Excerpt from a dataset

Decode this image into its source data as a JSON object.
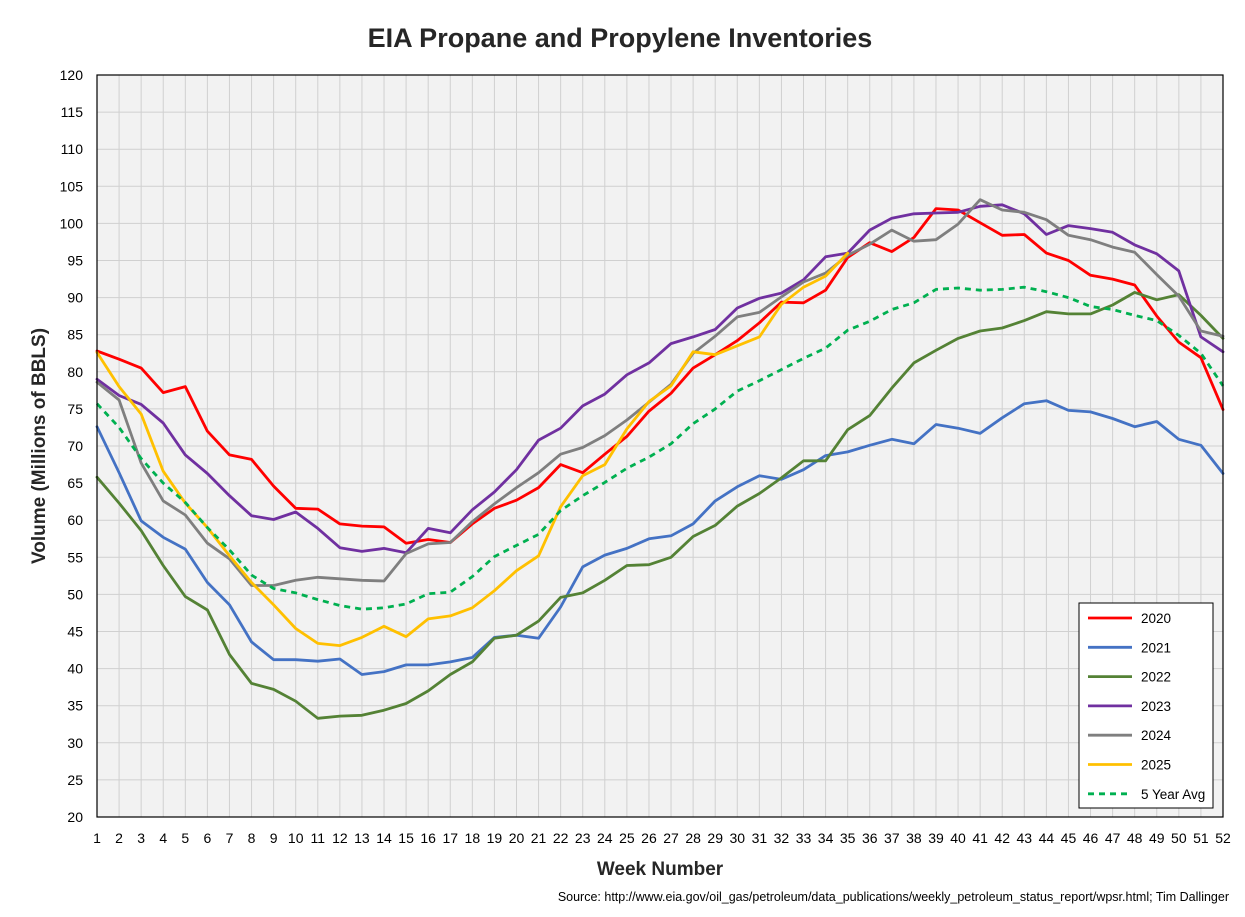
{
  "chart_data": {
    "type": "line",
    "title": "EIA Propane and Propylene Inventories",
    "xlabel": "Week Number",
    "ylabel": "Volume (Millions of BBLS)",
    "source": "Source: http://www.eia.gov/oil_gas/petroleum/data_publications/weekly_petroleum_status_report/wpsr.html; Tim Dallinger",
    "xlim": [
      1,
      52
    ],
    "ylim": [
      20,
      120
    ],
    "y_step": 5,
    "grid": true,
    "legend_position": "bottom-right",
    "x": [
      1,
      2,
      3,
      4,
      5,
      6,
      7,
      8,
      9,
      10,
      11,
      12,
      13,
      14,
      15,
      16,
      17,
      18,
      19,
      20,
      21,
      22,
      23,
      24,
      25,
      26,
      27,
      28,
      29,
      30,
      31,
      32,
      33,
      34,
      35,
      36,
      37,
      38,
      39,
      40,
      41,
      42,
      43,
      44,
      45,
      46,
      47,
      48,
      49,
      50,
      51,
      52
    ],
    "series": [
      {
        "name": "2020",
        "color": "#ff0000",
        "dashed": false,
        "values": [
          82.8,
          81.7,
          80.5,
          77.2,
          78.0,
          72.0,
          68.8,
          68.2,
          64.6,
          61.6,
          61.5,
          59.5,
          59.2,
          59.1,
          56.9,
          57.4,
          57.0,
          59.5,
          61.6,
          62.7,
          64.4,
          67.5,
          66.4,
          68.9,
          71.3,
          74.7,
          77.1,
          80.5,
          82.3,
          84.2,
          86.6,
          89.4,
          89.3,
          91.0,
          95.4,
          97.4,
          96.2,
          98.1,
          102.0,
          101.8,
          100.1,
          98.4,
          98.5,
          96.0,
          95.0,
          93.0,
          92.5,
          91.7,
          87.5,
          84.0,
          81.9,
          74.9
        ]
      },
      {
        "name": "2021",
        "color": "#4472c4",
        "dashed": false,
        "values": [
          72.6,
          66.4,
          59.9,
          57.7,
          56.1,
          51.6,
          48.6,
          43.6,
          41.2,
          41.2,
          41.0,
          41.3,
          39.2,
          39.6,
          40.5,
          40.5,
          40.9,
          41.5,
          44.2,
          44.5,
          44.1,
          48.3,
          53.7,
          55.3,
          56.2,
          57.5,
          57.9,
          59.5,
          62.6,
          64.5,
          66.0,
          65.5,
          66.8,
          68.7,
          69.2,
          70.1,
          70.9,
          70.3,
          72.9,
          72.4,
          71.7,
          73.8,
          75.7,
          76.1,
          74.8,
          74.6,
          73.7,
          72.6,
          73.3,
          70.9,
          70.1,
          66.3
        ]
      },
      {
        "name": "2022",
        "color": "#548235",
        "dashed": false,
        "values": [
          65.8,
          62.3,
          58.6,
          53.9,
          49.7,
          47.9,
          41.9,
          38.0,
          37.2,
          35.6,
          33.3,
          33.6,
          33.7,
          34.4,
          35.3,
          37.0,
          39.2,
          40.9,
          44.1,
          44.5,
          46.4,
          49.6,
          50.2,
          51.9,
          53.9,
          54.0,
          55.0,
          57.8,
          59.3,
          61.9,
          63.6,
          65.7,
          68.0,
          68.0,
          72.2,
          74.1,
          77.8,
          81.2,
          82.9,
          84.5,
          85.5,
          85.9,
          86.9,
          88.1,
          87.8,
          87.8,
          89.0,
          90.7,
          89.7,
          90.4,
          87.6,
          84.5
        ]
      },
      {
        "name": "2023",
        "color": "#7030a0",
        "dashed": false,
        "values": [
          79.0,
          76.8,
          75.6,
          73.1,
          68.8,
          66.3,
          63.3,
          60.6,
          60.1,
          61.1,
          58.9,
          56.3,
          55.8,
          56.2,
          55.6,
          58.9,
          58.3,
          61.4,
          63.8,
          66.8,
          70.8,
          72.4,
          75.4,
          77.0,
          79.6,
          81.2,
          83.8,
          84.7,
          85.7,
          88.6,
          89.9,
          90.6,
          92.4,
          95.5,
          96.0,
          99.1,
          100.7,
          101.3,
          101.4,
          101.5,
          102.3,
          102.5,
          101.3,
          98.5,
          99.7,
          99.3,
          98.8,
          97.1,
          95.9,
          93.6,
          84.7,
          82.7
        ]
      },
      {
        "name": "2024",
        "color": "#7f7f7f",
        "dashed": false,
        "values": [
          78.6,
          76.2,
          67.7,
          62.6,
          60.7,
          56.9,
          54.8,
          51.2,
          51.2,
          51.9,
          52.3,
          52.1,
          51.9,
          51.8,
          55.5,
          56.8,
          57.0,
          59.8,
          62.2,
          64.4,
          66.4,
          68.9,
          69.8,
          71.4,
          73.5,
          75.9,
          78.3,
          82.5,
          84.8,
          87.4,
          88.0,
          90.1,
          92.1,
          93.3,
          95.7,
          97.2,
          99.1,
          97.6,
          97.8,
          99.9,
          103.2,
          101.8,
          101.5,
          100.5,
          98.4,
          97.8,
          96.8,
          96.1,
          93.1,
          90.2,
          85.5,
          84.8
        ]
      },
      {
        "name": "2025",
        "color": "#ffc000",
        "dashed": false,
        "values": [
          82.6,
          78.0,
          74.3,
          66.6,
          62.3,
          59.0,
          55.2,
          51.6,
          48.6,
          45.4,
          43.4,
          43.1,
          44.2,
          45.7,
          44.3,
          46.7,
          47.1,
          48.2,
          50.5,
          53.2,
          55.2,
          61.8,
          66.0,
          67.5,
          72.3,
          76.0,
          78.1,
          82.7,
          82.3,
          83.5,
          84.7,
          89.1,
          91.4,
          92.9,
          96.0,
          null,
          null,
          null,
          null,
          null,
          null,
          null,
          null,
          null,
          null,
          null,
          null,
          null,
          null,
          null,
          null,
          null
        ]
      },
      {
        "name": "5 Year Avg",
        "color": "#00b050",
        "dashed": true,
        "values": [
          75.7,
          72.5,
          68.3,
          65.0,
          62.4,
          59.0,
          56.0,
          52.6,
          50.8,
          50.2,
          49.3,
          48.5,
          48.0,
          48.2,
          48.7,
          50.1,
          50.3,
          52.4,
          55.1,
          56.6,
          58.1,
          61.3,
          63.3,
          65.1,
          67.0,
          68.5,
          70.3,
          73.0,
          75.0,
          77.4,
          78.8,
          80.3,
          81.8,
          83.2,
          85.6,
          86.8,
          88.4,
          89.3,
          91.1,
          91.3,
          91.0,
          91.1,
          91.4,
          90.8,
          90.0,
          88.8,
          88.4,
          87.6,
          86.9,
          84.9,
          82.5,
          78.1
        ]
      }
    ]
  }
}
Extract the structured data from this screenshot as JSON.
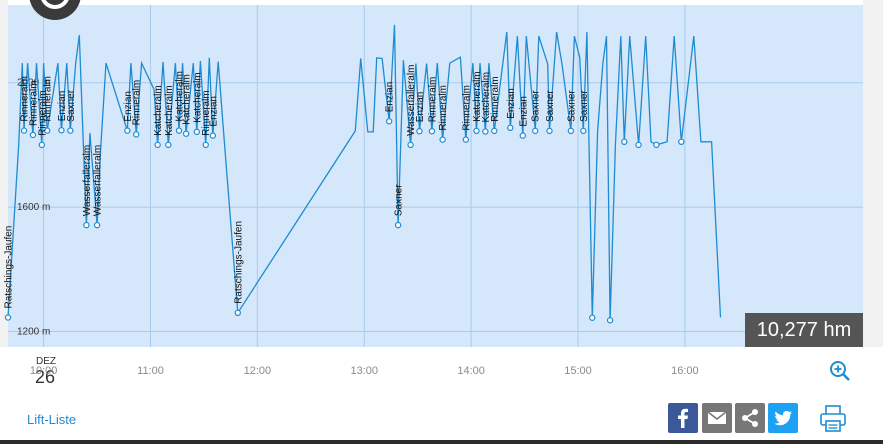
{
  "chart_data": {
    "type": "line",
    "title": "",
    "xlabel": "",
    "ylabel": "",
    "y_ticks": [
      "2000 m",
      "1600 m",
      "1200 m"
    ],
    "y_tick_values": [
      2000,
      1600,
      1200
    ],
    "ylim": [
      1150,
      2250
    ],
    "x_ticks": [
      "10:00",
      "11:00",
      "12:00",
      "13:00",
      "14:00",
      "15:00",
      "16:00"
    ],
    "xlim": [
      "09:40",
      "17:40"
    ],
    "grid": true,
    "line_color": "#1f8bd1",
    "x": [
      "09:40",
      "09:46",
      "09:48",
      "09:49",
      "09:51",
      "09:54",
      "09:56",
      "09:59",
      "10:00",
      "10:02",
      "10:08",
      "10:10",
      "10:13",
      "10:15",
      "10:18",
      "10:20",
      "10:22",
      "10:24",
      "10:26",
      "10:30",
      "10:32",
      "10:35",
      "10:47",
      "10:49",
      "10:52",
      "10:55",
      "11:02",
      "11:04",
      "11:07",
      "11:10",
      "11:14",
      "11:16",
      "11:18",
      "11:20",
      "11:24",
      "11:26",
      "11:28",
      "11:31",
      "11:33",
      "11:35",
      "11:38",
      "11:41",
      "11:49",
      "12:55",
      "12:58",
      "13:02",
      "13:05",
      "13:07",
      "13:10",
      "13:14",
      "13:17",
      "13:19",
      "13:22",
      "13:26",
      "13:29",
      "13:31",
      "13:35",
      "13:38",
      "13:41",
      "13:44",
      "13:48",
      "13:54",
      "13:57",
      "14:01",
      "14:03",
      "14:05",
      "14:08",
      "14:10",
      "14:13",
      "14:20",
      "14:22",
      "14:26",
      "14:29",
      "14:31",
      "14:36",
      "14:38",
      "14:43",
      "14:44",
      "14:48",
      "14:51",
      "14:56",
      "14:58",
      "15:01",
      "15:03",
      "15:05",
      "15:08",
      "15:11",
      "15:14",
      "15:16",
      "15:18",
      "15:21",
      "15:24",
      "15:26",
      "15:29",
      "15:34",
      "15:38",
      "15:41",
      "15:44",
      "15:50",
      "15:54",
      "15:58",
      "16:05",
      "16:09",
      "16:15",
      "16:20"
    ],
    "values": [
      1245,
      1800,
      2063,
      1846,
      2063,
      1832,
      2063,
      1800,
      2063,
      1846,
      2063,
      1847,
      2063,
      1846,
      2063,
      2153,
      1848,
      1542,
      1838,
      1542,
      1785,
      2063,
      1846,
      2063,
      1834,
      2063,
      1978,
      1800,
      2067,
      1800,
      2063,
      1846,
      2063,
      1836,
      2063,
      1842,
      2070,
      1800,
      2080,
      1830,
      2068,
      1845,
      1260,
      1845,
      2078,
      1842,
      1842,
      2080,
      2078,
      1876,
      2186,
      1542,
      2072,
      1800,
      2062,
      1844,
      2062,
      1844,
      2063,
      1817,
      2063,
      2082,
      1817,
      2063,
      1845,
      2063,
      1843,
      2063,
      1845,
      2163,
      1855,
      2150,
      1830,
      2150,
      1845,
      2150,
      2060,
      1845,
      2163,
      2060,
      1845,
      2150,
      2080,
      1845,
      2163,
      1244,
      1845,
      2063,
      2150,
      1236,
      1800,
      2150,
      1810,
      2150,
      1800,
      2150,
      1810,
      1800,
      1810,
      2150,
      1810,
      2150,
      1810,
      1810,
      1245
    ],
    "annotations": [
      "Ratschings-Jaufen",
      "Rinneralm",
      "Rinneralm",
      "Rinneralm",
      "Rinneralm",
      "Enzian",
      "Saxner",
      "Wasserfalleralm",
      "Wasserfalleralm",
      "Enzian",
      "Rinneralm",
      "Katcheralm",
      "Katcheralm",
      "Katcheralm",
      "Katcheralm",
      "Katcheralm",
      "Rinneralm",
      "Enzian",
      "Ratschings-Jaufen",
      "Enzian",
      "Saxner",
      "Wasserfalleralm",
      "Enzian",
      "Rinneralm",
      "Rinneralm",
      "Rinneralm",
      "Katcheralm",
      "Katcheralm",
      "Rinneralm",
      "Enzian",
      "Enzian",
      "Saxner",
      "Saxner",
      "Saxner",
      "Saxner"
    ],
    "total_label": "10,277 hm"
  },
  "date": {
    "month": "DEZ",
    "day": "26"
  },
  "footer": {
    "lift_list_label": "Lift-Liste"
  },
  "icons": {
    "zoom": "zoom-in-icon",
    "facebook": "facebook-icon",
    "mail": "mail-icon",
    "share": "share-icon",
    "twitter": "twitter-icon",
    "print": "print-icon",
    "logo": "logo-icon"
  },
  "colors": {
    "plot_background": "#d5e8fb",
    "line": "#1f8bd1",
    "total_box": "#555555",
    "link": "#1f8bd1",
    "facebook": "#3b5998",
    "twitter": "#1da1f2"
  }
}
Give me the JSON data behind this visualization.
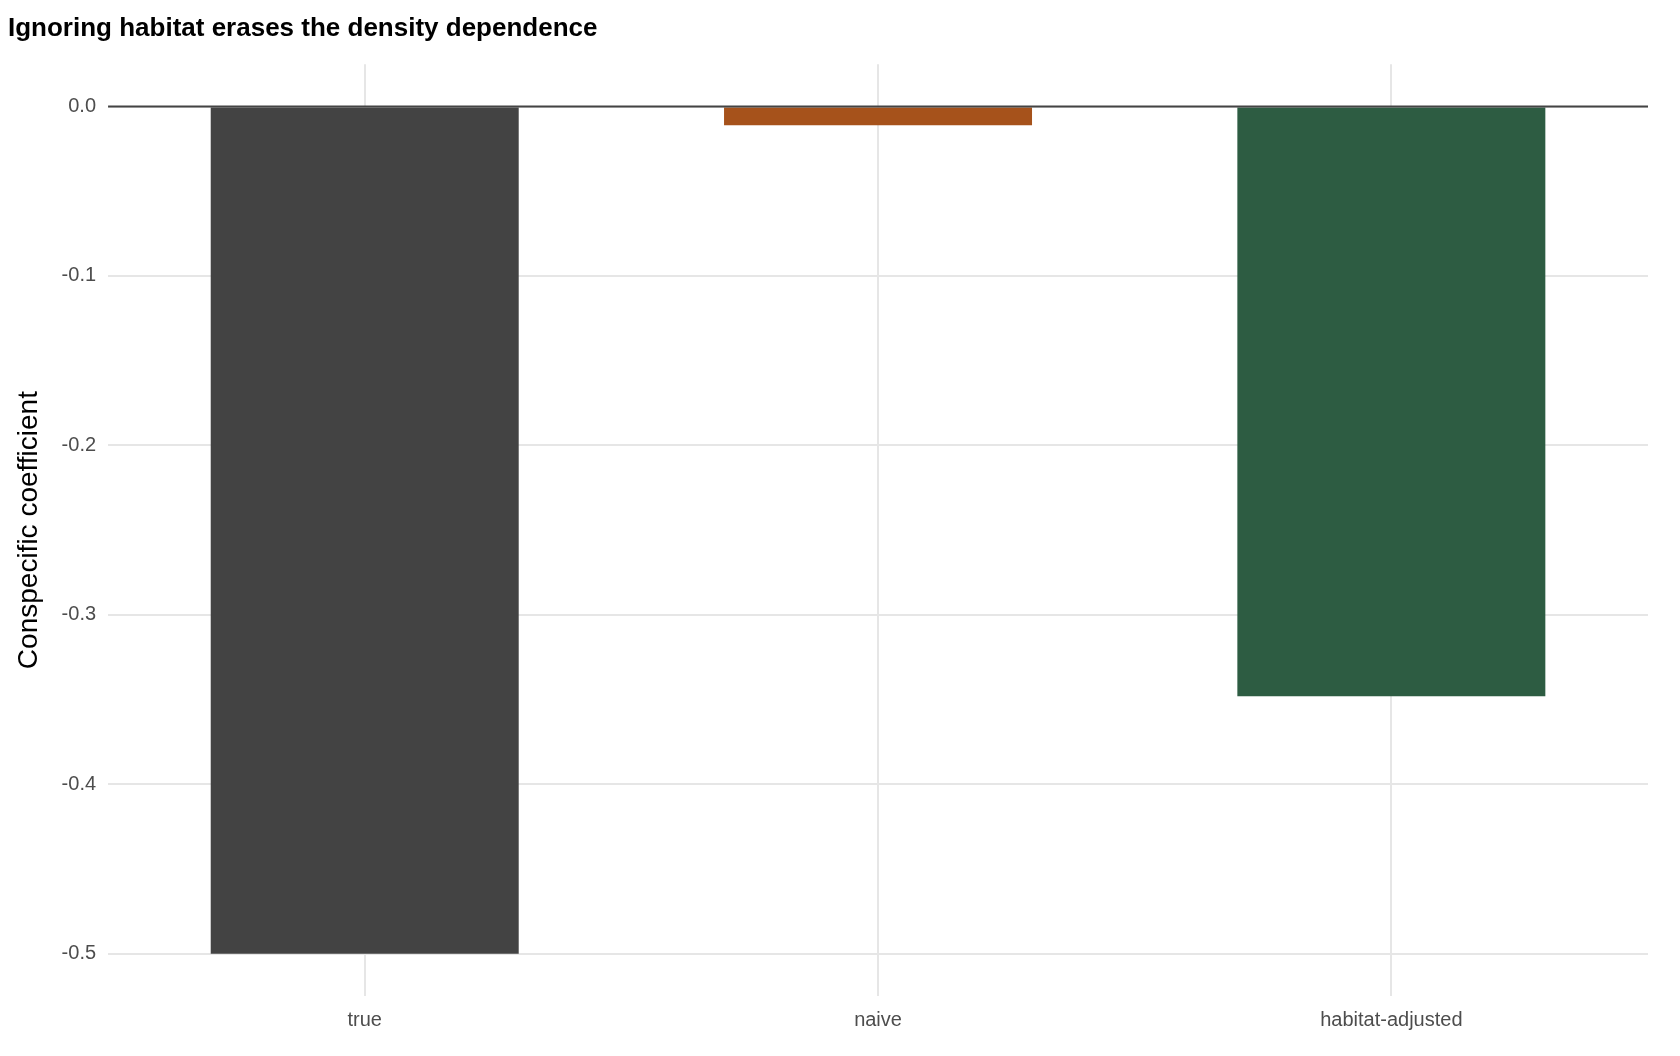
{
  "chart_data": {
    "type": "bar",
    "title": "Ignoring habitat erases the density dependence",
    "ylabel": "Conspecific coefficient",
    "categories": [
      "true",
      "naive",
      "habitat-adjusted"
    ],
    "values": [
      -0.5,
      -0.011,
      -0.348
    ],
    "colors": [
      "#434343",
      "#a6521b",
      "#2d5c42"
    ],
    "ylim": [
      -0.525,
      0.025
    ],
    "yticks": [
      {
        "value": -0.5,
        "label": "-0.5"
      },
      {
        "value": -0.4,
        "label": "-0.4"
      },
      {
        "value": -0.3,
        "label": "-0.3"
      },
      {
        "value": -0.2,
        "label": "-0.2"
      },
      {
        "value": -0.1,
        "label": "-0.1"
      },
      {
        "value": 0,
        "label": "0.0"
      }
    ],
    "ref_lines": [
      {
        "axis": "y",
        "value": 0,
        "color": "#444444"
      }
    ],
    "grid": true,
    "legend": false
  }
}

** AIM **
Which lines hold the string "source"? Copy all of them from the data above.

** RESPONSE FOR THIS EXERCISE **
Decode this image into its source data as a JSON object.
    "source": "Source: http://www.eia.gov/oil_gas/petroleum/data_publications/weekly_petroleum_status_report/wpsr.html; Tim Dallinger",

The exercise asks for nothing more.